WHAT TO DO: Leave out any pictures and transcribe all other data below exactly.

Rows from a dataset:
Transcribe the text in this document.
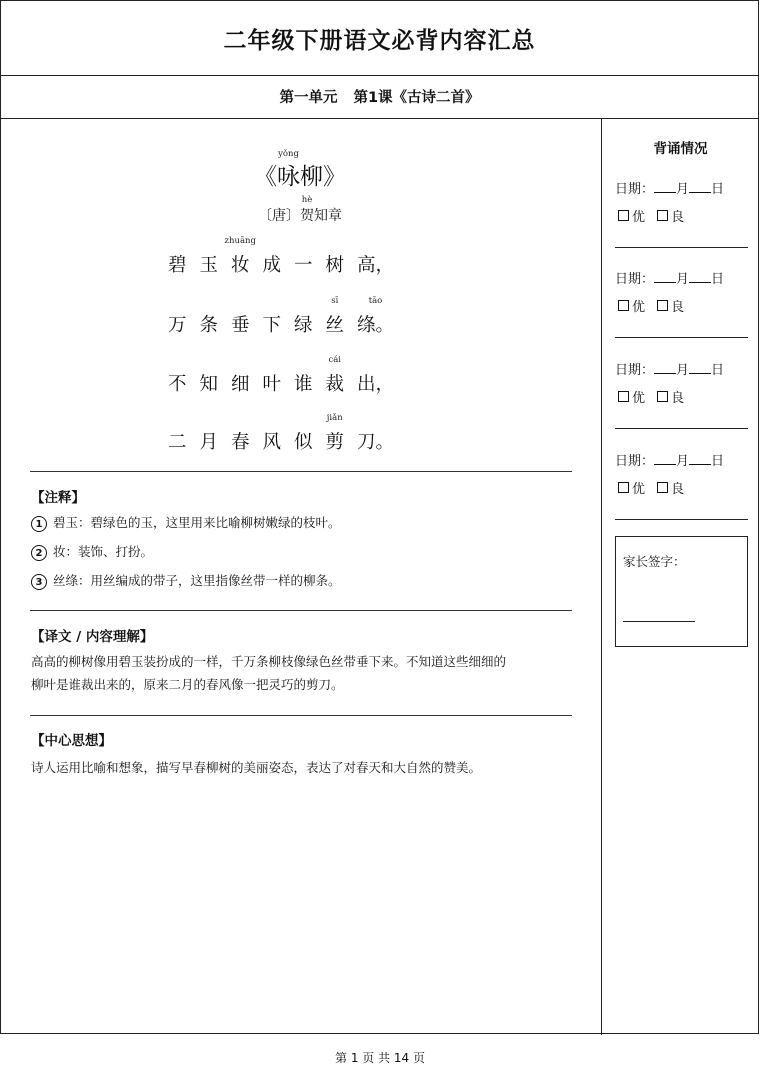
二年级下册语文必背内容汇总
第一单元 第1课《古诗二首》
《
yǒng
咏柳》
〔唐〕
hè
贺知章
碧 玉
zhuāng
妆 成 一 树 高，
万 条 垂 下 绿
sī
丝
tāo
绦。
不 知 细 叶 谁
cái
裁 出，
二 月 春 风 似
jiǎn
剪 刀。
【注释】
1 碧玉：碧绿色的玉，这里用来比喻柳树嫩绿的枝叶。
2 妆：装饰、打扮。
3 丝绦：用丝编成的带子，这里指像丝带一样的柳条。
【译文 / 内容理解】
高高的柳树像用碧玉装扮成的一样，千万条柳枝像绿色丝带垂下来。不知道这些细细的
柳叶是谁裁出来的，原来二月的春风像一把灵巧的剪刀。
【中心思想】
诗人运用比喻和想象，描写早春柳树的美丽姿态，表达了对春天和大自然的赞美。
背诵情况
日期： 月 日
优 良
日期： 月 日
优 良
日期： 月 日
优 良
日期： 月 日
优 良
家长签字：
第 1 页 共 14 页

OUTPUT FOR THIS EXERCISE:
Transcribe the text in this document.
二年级下册语文必背内容汇总
第一单元 第1课《古诗二首》
《
yǒng
咏柳》
〔唐〕
hè
贺知章
碧 玉
zhuāng
妆 成 一 树 高，
万 条 垂 下 绿
sī
丝
tāo
绦。
不 知 细 叶 谁
cái
裁 出，
二 月 春 风 似
jiǎn
剪 刀。
【注释】
1 碧玉：碧绿色的玉，这里用来比喻柳树嫩绿的枝叶。
2 妆：装饰、打扮。
3 丝绦：用丝编成的带子，这里指像丝带一样的柳条。
【译文 / 内容理解】
高高的柳树像用碧玉装扮成的一样，千万条柳枝像绿色丝带垂下来。不知道这些细细的
柳叶是谁裁出来的，原来二月的春风像一把灵巧的剪刀。
【中心思想】
诗人运用比喻和想象，描写早春柳树的美丽姿态，表达了对春天和大自然的赞美。
背诵情况
日期： 月 日
优 良
日期： 月 日
优 良
日期： 月 日
优 良
日期： 月 日
优 良
家长签字：
第 1 页 共 14 页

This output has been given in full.